Start of Records for this exercise

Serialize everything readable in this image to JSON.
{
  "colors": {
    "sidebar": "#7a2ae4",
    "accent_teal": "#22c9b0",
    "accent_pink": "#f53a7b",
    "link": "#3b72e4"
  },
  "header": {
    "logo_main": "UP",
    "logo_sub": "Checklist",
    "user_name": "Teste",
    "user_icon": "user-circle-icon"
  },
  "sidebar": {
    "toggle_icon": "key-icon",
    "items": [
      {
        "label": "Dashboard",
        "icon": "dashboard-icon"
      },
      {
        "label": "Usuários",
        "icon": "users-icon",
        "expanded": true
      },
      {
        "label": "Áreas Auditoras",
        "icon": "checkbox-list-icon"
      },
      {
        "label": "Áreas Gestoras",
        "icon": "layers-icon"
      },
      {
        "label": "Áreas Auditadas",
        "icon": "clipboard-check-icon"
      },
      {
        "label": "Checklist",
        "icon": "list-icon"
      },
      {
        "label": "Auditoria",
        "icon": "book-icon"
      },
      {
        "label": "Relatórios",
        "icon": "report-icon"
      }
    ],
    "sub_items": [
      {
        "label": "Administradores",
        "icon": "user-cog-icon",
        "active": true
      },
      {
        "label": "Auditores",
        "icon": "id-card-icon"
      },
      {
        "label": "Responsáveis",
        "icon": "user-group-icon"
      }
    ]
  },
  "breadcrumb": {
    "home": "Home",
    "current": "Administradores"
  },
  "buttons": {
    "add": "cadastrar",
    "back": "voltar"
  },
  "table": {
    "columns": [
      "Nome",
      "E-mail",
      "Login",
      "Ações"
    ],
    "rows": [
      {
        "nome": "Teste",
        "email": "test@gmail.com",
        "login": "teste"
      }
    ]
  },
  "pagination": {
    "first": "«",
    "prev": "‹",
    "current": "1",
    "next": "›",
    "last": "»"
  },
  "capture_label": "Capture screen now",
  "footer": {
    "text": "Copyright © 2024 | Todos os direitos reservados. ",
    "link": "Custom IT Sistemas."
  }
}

End of Records for this exercise
Start of Records for this exercise

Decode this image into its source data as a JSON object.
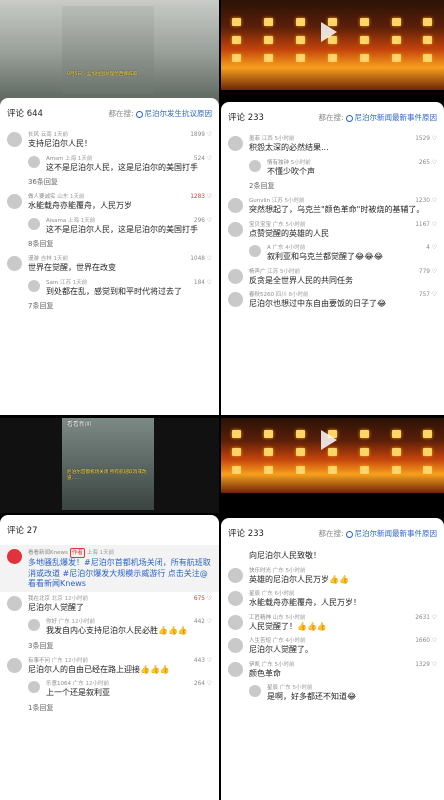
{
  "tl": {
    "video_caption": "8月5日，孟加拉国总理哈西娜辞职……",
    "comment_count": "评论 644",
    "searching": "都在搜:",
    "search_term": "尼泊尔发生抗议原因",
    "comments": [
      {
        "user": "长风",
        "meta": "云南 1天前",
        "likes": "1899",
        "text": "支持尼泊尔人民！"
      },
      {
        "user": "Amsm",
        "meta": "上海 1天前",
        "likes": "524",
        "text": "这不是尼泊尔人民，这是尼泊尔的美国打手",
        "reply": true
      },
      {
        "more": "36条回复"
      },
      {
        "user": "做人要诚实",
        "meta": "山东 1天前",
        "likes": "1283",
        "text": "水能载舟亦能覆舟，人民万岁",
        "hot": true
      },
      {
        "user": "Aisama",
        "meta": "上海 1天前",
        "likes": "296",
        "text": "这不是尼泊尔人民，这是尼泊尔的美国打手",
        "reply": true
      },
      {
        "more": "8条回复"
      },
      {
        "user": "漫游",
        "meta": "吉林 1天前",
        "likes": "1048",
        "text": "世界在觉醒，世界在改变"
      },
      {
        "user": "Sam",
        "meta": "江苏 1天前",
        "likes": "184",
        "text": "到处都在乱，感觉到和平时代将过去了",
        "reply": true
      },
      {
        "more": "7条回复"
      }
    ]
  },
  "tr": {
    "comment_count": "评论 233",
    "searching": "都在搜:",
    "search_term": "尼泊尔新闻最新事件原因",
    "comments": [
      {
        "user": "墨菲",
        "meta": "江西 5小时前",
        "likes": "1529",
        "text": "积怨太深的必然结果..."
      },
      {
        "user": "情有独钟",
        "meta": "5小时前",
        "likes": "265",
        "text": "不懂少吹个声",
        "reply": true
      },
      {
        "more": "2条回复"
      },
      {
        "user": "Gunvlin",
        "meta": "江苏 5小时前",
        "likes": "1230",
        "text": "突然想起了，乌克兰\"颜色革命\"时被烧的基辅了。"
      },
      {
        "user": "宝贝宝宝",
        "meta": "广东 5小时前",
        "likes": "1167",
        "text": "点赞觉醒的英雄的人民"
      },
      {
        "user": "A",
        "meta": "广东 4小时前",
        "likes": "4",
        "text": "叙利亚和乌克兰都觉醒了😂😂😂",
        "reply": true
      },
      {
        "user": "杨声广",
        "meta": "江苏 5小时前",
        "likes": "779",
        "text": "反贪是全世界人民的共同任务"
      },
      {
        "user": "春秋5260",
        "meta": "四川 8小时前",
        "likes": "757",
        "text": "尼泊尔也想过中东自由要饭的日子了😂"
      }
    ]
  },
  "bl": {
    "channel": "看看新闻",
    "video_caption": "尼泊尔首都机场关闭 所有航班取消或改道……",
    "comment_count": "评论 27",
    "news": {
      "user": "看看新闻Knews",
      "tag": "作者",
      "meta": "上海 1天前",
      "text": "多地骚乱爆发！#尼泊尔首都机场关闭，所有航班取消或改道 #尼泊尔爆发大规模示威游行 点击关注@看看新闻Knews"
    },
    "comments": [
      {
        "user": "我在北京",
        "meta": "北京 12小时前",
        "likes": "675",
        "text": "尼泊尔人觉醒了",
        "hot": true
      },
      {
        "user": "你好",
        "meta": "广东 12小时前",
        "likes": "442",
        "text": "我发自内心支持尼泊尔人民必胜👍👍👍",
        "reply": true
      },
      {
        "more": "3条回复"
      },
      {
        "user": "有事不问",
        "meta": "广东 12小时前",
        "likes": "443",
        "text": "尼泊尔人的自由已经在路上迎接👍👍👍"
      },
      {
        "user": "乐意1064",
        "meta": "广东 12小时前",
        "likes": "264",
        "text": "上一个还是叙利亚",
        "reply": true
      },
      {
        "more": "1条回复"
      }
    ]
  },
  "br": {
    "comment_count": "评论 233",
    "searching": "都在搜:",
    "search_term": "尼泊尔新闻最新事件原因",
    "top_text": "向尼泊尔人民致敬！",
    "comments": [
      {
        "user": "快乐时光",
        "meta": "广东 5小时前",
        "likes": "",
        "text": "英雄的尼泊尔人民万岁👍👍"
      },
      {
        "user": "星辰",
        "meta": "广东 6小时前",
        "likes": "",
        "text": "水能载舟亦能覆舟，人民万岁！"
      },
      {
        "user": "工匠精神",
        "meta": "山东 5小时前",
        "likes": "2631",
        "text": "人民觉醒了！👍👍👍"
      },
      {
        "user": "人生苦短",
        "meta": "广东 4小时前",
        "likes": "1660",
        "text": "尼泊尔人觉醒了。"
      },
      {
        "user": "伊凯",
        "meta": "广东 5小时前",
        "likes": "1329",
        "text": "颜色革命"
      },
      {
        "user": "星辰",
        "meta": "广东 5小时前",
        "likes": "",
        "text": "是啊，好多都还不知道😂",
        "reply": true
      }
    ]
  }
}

End of Records for this exercise
Start of Records for this exercise

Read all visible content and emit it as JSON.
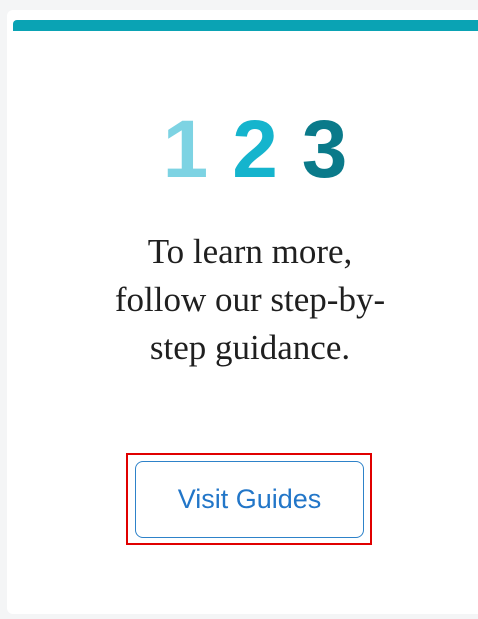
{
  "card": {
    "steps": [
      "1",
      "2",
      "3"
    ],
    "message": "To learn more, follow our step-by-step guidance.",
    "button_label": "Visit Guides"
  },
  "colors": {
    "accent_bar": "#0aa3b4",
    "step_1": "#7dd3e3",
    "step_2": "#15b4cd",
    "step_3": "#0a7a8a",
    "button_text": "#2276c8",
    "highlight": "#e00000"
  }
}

End of Records for this exercise

Pick out lines containing the word "尼泊尔首都机场关闭", each one as written.

** Solution to this task **
    "video_caption": "尼泊尔首都机场关闭 所有航班取消或改道……",
      "text": "多地骚乱爆发！#尼泊尔首都机场关闭，所有航班取消或改道 #尼泊尔爆发大规模示威游行 点击关注@看看新闻Knews"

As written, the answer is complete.